══ GIVEN INFORMATION ══

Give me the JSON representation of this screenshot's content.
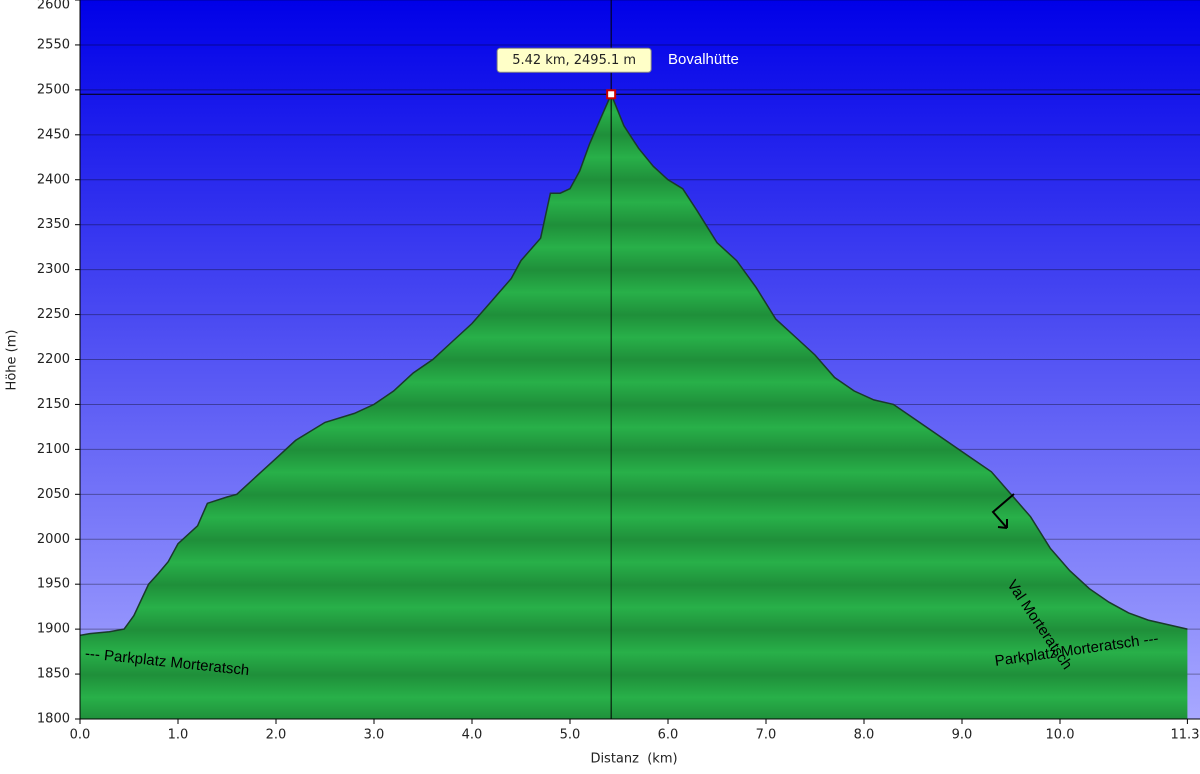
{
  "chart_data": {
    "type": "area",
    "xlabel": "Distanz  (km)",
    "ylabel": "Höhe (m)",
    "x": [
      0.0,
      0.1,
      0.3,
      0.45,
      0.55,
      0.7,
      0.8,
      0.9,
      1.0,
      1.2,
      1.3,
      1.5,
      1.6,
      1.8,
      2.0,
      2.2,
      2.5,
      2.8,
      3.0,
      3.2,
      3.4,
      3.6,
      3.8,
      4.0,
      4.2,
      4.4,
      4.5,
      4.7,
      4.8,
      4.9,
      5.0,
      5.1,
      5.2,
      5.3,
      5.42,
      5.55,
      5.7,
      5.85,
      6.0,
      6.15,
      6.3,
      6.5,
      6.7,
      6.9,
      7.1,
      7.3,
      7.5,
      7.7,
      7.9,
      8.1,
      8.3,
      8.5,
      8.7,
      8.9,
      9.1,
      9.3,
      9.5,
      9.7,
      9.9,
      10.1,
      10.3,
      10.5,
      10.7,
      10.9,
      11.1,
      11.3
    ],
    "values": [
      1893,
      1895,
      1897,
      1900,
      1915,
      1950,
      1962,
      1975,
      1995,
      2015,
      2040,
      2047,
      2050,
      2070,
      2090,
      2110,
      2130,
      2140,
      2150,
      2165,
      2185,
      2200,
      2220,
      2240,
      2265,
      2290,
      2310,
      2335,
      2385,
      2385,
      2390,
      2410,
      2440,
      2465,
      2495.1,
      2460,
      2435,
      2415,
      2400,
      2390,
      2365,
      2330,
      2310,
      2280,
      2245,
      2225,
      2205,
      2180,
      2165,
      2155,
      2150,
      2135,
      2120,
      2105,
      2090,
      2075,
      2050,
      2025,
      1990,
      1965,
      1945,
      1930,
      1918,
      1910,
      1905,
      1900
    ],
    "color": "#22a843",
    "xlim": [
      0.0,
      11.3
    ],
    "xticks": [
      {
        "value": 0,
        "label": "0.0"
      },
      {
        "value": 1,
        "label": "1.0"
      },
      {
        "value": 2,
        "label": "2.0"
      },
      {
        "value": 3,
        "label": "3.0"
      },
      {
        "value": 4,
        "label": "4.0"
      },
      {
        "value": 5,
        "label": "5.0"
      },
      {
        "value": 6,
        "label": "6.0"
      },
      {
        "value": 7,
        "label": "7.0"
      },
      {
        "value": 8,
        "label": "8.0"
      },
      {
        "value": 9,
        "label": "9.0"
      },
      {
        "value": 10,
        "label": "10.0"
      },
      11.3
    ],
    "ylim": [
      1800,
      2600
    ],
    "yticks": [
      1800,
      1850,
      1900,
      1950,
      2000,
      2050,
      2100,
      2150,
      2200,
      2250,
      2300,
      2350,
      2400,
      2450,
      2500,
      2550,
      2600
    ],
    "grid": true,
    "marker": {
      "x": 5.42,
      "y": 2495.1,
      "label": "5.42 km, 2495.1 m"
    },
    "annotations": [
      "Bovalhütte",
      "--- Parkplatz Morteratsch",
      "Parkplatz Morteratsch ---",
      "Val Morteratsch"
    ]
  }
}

═══

● **REQUIREMENTS**: Within the records, how many lines include "Morteratsch"? The answer is the number and nothing else.

● **FULL OUTPUT**: 3